**DIRECTIONS FOR THIS TASK:**
Each entry below is to be transcribed exactly.

**MATERIAL FOR THE TASK:**

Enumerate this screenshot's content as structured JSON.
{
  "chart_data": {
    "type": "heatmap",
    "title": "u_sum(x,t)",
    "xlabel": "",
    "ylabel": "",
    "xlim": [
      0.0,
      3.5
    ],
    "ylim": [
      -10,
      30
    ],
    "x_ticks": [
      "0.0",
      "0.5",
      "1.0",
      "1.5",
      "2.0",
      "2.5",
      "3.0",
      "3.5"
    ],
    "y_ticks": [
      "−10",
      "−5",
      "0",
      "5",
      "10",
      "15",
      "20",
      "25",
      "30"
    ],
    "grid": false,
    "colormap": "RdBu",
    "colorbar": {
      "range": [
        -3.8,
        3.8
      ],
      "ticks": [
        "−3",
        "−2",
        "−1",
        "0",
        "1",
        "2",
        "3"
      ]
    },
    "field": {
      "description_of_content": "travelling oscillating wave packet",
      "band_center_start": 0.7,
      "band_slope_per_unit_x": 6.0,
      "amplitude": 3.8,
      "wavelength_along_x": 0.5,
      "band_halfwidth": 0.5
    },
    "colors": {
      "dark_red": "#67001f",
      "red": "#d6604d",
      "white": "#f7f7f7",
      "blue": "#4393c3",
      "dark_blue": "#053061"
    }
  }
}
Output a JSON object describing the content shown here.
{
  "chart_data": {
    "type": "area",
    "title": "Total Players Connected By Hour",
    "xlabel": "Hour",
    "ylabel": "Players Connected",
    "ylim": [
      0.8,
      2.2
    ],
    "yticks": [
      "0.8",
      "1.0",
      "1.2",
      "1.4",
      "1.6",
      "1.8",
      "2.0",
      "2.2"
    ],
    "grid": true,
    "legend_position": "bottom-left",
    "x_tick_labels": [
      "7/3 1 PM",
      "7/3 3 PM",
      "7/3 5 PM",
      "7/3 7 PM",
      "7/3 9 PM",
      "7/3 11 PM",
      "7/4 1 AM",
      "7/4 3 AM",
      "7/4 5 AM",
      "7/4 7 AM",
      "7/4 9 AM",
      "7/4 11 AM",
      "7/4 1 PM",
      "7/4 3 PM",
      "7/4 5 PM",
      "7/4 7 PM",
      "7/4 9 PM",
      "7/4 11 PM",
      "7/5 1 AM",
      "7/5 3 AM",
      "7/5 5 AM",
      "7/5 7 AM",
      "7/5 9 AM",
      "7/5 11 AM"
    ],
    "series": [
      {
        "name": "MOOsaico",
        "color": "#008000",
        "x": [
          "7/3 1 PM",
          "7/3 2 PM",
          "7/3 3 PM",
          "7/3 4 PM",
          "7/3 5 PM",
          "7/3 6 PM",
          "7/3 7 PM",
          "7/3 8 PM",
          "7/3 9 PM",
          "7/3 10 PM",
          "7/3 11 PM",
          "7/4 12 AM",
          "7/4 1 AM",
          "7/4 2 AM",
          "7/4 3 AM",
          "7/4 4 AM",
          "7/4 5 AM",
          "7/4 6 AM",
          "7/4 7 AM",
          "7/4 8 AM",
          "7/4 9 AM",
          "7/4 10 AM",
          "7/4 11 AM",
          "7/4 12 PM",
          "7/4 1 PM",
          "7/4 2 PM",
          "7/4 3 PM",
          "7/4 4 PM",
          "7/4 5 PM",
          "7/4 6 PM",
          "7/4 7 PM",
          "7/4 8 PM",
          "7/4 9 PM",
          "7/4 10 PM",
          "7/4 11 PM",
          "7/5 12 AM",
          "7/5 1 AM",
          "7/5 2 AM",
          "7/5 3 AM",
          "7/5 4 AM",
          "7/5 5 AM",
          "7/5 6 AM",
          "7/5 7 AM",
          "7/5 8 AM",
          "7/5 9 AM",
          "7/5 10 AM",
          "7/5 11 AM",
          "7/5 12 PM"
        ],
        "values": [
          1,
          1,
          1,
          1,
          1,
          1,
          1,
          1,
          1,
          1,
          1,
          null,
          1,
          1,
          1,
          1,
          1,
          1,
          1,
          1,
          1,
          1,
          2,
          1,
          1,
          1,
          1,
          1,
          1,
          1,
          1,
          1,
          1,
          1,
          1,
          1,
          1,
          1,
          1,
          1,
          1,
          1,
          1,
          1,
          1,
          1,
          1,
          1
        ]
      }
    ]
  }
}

**EXERCISE OUTPUT:**
Enumerate this screenshot's content as structured JSON.
{
  "chart_data": {
    "type": "heatmap",
    "title": "u_sum(x,t)",
    "xlabel": "",
    "ylabel": "",
    "xlim": [
      0.0,
      3.5
    ],
    "ylim": [
      -10,
      30
    ],
    "x_ticks": [
      "0.0",
      "0.5",
      "1.0",
      "1.5",
      "2.0",
      "2.5",
      "3.0",
      "3.5"
    ],
    "y_ticks": [
      "−10",
      "−5",
      "0",
      "5",
      "10",
      "15",
      "20",
      "25",
      "30"
    ],
    "grid": false,
    "colormap": "RdBu",
    "colorbar": {
      "range": [
        -3.8,
        3.8
      ],
      "ticks": [
        "−3",
        "−2",
        "−1",
        "0",
        "1",
        "2",
        "3"
      ]
    },
    "field": {
      "description_of_content": "travelling oscillating wave packet",
      "band_center_start": 0.7,
      "band_slope_per_unit_x": 6.0,
      "amplitude": 3.8,
      "wavelength_along_x": 0.5,
      "band_halfwidth": 0.5
    },
    "colors": {
      "dark_red": "#67001f",
      "red": "#d6604d",
      "white": "#f7f7f7",
      "blue": "#4393c3",
      "dark_blue": "#053061"
    }
  }
}
Output a JSON object describing the content shown here.
{
  "chart_data": {
    "type": "area",
    "title": "Total Players Connected By Hour",
    "xlabel": "Hour",
    "ylabel": "Players Connected",
    "ylim": [
      0.8,
      2.2
    ],
    "yticks": [
      "0.8",
      "1.0",
      "1.2",
      "1.4",
      "1.6",
      "1.8",
      "2.0",
      "2.2"
    ],
    "grid": true,
    "legend_position": "bottom-left",
    "x_tick_labels": [
      "7/3 1 PM",
      "7/3 3 PM",
      "7/3 5 PM",
      "7/3 7 PM",
      "7/3 9 PM",
      "7/3 11 PM",
      "7/4 1 AM",
      "7/4 3 AM",
      "7/4 5 AM",
      "7/4 7 AM",
      "7/4 9 AM",
      "7/4 11 AM",
      "7/4 1 PM",
      "7/4 3 PM",
      "7/4 5 PM",
      "7/4 7 PM",
      "7/4 9 PM",
      "7/4 11 PM",
      "7/5 1 AM",
      "7/5 3 AM",
      "7/5 5 AM",
      "7/5 7 AM",
      "7/5 9 AM",
      "7/5 11 AM"
    ],
    "series": [
      {
        "name": "MOOsaico",
        "color": "#008000",
        "x": [
          "7/3 1 PM",
          "7/3 2 PM",
          "7/3 3 PM",
          "7/3 4 PM",
          "7/3 5 PM",
          "7/3 6 PM",
          "7/3 7 PM",
          "7/3 8 PM",
          "7/3 9 PM",
          "7/3 10 PM",
          "7/3 11 PM",
          "7/4 12 AM",
          "7/4 1 AM",
          "7/4 2 AM",
          "7/4 3 AM",
          "7/4 4 AM",
          "7/4 5 AM",
          "7/4 6 AM",
          "7/4 7 AM",
          "7/4 8 AM",
          "7/4 9 AM",
          "7/4 10 AM",
          "7/4 11 AM",
          "7/4 12 PM",
          "7/4 1 PM",
          "7/4 2 PM",
          "7/4 3 PM",
          "7/4 4 PM",
          "7/4 5 PM",
          "7/4 6 PM",
          "7/4 7 PM",
          "7/4 8 PM",
          "7/4 9 PM",
          "7/4 10 PM",
          "7/4 11 PM",
          "7/5 12 AM",
          "7/5 1 AM",
          "7/5 2 AM",
          "7/5 3 AM",
          "7/5 4 AM",
          "7/5 5 AM",
          "7/5 6 AM",
          "7/5 7 AM",
          "7/5 8 AM",
          "7/5 9 AM",
          "7/5 10 AM",
          "7/5 11 AM",
          "7/5 12 PM"
        ],
        "values": [
          1,
          1,
          1,
          1,
          1,
          1,
          1,
          1,
          1,
          1,
          1,
          null,
          1,
          1,
          1,
          1,
          1,
          1,
          1,
          1,
          1,
          1,
          2,
          1,
          1,
          1,
          1,
          1,
          1,
          1,
          1,
          1,
          1,
          1,
          1,
          1,
          1,
          1,
          1,
          1,
          1,
          1,
          1,
          1,
          1,
          1,
          1,
          1
        ]
      }
    ]
  }
}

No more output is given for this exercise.